+++ Information given

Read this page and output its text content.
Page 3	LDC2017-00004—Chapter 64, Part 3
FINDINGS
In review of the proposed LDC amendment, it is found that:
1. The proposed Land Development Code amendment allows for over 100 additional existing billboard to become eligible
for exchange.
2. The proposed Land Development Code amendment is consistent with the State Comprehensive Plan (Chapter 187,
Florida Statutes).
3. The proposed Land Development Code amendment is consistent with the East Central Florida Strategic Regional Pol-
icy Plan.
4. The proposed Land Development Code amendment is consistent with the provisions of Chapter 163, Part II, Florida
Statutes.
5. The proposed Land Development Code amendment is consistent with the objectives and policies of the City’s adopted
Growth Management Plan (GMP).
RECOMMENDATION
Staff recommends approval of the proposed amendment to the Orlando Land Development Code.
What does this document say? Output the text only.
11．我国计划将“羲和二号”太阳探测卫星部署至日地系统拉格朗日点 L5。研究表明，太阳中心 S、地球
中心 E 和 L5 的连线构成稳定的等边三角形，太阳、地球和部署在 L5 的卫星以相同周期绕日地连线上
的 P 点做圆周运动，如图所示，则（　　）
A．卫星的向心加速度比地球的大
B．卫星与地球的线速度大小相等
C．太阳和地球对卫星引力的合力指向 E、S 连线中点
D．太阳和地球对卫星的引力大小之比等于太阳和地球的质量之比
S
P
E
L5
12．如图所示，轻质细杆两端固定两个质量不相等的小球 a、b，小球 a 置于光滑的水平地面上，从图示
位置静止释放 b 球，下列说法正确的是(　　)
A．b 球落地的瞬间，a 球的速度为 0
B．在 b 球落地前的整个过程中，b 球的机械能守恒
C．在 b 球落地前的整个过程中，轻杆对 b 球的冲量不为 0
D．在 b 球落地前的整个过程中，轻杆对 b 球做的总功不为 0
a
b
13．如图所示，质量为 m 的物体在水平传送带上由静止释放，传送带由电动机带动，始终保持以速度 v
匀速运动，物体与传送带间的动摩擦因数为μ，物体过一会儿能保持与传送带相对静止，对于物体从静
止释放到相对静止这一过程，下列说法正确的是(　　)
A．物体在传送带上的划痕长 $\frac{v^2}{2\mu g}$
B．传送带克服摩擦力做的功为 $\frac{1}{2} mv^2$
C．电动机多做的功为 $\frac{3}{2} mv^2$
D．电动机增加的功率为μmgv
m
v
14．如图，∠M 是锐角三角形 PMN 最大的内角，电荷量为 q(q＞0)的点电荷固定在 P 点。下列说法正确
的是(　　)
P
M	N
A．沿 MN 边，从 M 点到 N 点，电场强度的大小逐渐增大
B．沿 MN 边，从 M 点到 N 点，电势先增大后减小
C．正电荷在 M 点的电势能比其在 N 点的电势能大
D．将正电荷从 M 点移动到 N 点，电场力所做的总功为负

++++++

Stated task - The required output is the exact sequence of lines from the one containing "What does this" through the end of the listing, both endpoints included.

Response -
What does this document say? Output the text only.
11．我国计划将“羲和二号”太阳探测卫星部署至日地系统拉格朗日点 L5。研究表明，太阳中心 S、地球
中心 E 和 L5 的连线构成稳定的等边三角形，太阳、地球和部署在 L5 的卫星以相同周期绕日地连线上
的 P 点做圆周运动，如图所示，则（　　）
A．卫星的向心加速度比地球的大
B．卫星与地球的线速度大小相等
C．太阳和地球对卫星引力的合力指向 E、S 连线中点
D．太阳和地球对卫星的引力大小之比等于太阳和地球的质量之比
S
P
E
L5
12．如图所示，轻质细杆两端固定两个质量不相等的小球 a、b，小球 a 置于光滑的水平地面上，从图示
位置静止释放 b 球，下列说法正确的是(　　)
A．b 球落地的瞬间，a 球的速度为 0
B．在 b 球落地前的整个过程中，b 球的机械能守恒
C．在 b 球落地前的整个过程中，轻杆对 b 球的冲量不为 0
D．在 b 球落地前的整个过程中，轻杆对 b 球做的总功不为 0
a
b
13．如图所示，质量为 m 的物体在水平传送带上由静止释放，传送带由电动机带动，始终保持以速度 v
匀速运动，物体与传送带间的动摩擦因数为μ，物体过一会儿能保持与传送带相对静止，对于物体从静
止释放到相对静止这一过程，下列说法正确的是(　　)
A．物体在传送带上的划痕长 $\frac{v^2}{2\mu g}$
B．传送带克服摩擦力做的功为 $\frac{1}{2} mv^2$
C．电动机多做的功为 $\frac{3}{2} mv^2$
D．电动机增加的功率为μmgv
m
v
14．如图，∠M 是锐角三角形 PMN 最大的内角，电荷量为 q(q＞0)的点电荷固定在 P 点。下列说法正确
的是(　　)
P
M	N
A．沿 MN 边，从 M 点到 N 点，电场强度的大小逐渐增大
B．沿 MN 边，从 M 点到 N 点，电势先增大后减小
C．正电荷在 M 点的电势能比其在 N 点的电势能大
D．将正电荷从 M 点移动到 N 点，电场力所做的总功为负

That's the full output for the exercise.